» **SOURCE**:
--

Just using the LIS to solve the problem in 8ms


  • 3
    class Solution {
    public:
        bool increasingTriplet(vector<int>& nums) {
            int len=nums.size();
            if(len<=3) return false;
            return LIS(nums)>=3;
        }
        
        int LIS(vector<int> &nums){
            int len=nums.size();
            vector<int> result;
            result.push_back(INT_MIN);
            for(auto num:nums){
                if(result[result.size()-1]<num)   
                    result.push_back(num);
                else {
                    int index=binarySearch(result, num);
                    result[index]=num;
                }
            }
            return result.size()-1;
        }
        
        int binarySearch(vector<int>& nums, int target){
            int start=-1, end=nums.size()-1;
            int mid=0;
            while(end-start>1){
                mid=(start+end)/2;
                if(nums[mid]>=target) end=mid;
                else start=mid;
            }
            return end;
        }
    };

  • 0

    Thanks the post from @alveko

    We do not need to use the binary search to find the position as we only need to update for 3 position.

--

» **EXTRACTED INFORMATION**:
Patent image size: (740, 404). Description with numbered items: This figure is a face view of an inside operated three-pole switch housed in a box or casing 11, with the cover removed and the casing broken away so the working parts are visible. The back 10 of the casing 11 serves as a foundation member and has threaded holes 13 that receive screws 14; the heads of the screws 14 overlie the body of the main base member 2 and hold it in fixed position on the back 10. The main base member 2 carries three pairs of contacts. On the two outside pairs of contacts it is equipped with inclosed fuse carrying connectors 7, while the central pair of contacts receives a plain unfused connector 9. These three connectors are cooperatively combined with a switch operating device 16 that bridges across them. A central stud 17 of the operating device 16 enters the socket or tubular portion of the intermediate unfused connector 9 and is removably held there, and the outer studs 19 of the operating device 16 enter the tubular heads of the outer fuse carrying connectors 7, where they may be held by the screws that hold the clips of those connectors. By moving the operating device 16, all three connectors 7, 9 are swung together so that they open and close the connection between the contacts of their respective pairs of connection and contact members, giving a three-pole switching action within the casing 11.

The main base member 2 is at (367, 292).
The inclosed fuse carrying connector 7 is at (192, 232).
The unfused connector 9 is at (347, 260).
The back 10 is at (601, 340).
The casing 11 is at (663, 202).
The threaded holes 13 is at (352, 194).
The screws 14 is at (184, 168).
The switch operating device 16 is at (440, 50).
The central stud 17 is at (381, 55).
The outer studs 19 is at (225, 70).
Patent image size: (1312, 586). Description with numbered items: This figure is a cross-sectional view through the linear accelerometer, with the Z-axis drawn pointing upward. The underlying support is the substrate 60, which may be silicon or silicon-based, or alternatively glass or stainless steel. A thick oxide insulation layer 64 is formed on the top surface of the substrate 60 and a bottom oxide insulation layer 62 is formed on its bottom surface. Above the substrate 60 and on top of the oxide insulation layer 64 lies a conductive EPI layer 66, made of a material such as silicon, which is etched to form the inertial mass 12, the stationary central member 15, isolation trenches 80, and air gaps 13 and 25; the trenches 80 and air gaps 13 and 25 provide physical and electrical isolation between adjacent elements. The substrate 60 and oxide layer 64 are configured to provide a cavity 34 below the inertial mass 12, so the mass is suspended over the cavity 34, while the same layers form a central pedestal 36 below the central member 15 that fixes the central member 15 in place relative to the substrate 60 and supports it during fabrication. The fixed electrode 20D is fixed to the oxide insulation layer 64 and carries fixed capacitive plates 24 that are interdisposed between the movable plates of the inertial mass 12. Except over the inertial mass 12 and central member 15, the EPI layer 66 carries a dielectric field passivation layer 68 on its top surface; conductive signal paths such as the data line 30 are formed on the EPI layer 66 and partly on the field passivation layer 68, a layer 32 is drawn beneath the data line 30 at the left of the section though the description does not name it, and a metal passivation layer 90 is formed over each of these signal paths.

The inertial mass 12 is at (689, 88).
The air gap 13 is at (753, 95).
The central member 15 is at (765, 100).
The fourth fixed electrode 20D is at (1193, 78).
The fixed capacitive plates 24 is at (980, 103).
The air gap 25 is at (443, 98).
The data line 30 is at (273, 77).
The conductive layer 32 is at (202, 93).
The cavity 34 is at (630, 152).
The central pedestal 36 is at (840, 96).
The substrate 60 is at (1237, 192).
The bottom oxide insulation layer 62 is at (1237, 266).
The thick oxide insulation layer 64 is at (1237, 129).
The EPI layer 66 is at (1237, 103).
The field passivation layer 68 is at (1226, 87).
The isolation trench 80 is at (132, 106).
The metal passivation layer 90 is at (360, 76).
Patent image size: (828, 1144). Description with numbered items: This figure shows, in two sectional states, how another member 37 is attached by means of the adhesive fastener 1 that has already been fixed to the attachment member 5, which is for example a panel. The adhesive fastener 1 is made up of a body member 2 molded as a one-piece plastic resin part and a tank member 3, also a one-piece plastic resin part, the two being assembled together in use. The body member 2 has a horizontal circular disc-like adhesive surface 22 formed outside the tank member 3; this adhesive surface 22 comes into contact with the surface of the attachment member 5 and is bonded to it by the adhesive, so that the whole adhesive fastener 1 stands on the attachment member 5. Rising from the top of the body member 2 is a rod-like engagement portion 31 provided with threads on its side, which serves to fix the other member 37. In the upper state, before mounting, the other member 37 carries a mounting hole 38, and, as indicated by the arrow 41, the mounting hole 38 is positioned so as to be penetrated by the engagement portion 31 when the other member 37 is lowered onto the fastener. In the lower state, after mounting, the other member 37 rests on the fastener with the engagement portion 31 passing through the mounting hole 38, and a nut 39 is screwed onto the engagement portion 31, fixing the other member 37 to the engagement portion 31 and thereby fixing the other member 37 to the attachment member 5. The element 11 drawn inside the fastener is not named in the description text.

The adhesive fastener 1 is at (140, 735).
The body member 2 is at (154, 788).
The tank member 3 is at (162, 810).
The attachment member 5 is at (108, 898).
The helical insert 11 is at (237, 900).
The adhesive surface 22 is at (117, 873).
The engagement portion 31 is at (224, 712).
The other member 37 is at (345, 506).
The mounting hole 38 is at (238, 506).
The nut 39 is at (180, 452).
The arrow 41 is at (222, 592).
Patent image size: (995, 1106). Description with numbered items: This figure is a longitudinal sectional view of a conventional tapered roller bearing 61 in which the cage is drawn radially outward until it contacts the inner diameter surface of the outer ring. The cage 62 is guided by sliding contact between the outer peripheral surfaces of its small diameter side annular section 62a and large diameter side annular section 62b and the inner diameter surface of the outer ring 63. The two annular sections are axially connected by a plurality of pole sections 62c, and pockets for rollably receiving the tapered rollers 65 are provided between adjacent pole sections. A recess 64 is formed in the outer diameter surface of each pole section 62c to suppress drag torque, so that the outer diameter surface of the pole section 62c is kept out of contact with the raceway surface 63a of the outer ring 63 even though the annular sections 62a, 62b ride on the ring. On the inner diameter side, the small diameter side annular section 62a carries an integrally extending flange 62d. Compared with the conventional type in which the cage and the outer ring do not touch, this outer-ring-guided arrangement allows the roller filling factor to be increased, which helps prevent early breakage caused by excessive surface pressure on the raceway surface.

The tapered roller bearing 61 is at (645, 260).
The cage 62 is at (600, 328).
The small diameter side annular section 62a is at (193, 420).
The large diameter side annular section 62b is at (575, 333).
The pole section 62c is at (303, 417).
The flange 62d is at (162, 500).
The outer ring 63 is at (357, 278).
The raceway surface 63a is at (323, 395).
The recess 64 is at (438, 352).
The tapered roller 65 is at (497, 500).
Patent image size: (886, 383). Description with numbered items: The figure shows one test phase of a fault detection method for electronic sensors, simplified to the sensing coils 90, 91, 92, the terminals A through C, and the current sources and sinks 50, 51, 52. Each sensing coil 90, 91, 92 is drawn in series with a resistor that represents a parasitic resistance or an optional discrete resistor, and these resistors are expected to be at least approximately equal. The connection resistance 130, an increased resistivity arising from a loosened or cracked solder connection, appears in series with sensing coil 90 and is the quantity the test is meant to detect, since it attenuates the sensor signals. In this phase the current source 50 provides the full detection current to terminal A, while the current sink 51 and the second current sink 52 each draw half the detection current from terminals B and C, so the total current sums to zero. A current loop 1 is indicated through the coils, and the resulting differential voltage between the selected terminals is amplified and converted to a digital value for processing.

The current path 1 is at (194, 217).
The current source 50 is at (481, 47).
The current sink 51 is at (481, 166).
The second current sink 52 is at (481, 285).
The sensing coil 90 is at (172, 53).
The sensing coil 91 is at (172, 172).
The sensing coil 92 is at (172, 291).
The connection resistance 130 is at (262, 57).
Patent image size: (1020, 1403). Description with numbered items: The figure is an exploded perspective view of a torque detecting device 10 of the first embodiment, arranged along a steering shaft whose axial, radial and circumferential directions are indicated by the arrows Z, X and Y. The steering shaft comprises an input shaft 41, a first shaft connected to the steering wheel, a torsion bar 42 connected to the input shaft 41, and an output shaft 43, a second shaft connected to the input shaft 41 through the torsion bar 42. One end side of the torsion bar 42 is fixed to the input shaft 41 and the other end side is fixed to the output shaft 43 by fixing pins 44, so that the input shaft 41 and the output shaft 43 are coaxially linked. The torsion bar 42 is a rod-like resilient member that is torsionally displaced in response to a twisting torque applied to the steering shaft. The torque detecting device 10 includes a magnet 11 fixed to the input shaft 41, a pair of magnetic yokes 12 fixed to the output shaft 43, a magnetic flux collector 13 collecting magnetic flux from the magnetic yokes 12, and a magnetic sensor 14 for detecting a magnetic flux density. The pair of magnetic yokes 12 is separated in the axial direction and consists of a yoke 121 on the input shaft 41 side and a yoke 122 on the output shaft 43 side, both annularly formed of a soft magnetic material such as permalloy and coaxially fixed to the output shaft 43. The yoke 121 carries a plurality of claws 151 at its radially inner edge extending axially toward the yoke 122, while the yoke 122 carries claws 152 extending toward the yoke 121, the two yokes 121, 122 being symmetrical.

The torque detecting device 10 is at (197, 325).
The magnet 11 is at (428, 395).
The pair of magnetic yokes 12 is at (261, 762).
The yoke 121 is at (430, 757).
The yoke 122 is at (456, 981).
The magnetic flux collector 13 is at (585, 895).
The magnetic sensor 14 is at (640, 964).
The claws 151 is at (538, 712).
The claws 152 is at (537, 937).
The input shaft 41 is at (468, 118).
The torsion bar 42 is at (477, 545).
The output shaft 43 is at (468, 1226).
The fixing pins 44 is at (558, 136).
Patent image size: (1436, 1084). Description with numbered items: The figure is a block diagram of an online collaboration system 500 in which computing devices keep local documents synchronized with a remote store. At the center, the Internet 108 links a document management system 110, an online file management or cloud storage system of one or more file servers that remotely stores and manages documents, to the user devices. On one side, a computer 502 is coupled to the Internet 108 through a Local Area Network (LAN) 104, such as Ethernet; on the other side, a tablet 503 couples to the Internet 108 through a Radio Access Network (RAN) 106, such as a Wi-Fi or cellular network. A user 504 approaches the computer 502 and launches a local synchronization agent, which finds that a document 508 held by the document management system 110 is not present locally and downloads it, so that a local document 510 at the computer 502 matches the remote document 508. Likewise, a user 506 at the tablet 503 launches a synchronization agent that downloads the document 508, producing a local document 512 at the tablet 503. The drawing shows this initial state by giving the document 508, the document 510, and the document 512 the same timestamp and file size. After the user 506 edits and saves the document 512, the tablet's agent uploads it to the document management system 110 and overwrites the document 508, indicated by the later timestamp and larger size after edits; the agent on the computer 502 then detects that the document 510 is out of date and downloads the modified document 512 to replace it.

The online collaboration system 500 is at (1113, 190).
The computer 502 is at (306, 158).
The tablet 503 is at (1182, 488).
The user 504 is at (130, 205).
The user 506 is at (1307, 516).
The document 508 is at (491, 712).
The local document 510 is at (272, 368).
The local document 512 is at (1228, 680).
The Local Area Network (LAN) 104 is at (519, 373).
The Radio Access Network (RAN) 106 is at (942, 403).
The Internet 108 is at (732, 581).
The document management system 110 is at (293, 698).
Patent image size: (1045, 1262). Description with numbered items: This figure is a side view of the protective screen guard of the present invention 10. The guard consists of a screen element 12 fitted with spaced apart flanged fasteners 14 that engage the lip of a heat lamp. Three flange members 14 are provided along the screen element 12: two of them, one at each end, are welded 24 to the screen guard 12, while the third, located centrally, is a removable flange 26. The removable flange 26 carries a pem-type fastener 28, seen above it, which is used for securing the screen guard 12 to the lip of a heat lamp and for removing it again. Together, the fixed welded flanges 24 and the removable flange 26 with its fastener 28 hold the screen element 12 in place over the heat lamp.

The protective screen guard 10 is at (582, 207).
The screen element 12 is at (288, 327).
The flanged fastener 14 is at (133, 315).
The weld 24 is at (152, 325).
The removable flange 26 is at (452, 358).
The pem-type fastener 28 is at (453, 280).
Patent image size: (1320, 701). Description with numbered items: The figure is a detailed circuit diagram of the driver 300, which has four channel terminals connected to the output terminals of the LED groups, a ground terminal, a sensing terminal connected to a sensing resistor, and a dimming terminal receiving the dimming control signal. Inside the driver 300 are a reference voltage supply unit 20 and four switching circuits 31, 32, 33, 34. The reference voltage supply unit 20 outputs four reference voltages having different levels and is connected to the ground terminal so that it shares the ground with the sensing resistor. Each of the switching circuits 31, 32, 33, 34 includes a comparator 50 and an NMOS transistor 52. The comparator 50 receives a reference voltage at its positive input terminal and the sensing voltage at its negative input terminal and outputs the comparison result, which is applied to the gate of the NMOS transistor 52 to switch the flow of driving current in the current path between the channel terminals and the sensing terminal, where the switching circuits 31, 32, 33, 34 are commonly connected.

--

» **YOUR TASK**: Pick up the forum thread about solving the increasing-triplet problem with LIS and continue it from its last sentence.

» **RESULT OF THE TASK**:
    So we can optimize the TIME COMPLEXITY to O(N)

    Here is the code:

    class Solution {
    public:
        bool increasingTriplet(vector<int>& nums) {
            int num1=INT_MAX, num2=INT_MAX;
            for(int x:nums){
                if(x<=num1){
                    num1=x;
                }
                else if(x<=num2){
                    num2=x;
                }
                else{
                    return true;
                }
            }
            return false;
        }
    };

  • 0
    A
    This post is deleted!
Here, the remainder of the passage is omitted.